• [STATED PROBLEM]: Note each line where "chronique" appears, and copy it.

[Stored dataset items]
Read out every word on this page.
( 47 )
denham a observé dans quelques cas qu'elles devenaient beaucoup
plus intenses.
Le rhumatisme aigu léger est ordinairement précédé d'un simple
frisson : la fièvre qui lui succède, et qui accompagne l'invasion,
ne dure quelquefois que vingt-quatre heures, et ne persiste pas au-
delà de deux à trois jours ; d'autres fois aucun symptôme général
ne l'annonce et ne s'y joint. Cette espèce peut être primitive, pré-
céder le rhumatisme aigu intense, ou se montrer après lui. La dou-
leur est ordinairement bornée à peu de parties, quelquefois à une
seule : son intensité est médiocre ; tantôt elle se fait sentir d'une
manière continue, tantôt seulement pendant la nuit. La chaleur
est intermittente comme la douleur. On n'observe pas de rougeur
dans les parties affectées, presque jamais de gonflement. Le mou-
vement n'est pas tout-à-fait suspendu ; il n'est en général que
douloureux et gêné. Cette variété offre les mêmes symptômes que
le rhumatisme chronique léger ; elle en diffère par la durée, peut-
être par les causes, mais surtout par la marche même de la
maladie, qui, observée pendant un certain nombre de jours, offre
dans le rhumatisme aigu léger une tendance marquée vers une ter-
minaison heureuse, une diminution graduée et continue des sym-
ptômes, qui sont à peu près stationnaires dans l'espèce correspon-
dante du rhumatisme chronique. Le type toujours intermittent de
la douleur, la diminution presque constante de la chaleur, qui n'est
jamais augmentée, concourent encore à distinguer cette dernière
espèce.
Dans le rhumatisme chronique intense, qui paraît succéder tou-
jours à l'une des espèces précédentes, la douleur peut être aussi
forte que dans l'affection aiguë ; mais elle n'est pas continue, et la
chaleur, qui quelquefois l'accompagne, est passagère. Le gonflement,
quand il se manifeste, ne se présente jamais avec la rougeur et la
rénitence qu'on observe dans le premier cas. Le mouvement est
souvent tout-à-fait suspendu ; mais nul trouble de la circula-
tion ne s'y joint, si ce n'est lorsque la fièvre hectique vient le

--

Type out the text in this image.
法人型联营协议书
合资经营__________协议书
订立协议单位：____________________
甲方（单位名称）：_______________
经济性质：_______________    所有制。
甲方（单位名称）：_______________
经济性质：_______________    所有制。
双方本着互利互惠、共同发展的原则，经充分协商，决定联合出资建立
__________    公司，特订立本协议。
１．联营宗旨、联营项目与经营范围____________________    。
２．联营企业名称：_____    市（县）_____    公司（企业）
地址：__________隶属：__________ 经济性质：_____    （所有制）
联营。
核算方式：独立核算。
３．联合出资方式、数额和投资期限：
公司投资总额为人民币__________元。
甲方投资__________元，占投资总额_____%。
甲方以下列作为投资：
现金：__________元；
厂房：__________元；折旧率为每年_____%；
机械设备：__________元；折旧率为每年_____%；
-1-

--

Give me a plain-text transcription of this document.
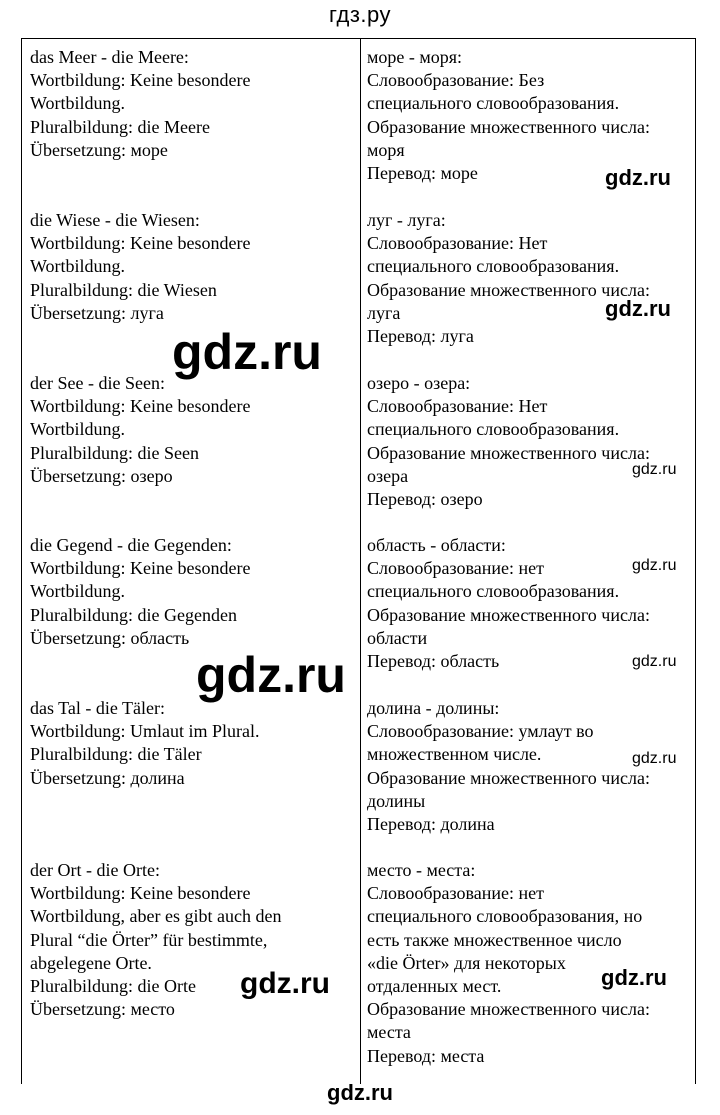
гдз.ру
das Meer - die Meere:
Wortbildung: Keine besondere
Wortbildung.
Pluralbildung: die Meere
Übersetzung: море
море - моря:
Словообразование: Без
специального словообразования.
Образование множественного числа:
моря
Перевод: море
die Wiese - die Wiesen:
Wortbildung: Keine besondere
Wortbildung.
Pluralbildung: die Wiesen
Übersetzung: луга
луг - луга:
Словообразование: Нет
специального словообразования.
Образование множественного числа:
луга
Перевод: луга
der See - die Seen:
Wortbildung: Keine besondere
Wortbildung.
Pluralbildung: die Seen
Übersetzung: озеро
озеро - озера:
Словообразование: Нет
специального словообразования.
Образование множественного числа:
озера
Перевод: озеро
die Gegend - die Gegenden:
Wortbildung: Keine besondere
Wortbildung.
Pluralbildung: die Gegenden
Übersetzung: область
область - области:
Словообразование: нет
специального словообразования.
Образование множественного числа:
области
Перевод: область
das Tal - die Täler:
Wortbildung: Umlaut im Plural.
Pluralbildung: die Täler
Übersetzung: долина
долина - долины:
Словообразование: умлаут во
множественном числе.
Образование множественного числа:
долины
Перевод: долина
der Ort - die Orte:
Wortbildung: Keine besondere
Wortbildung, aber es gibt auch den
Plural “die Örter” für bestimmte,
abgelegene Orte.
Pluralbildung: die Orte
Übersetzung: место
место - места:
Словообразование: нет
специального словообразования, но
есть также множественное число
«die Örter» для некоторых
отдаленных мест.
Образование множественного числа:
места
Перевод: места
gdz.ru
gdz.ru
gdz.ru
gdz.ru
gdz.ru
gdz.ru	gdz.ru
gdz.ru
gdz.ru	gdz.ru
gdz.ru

• [TASK OUTPUT]:
le rhumatisme chronique léger ; elle en diffère par la durée, peut-
dante du rhumatisme chronique. Le type toujours intermittent de
Dans le rhumatisme chronique intense, qui paraît succéder tou-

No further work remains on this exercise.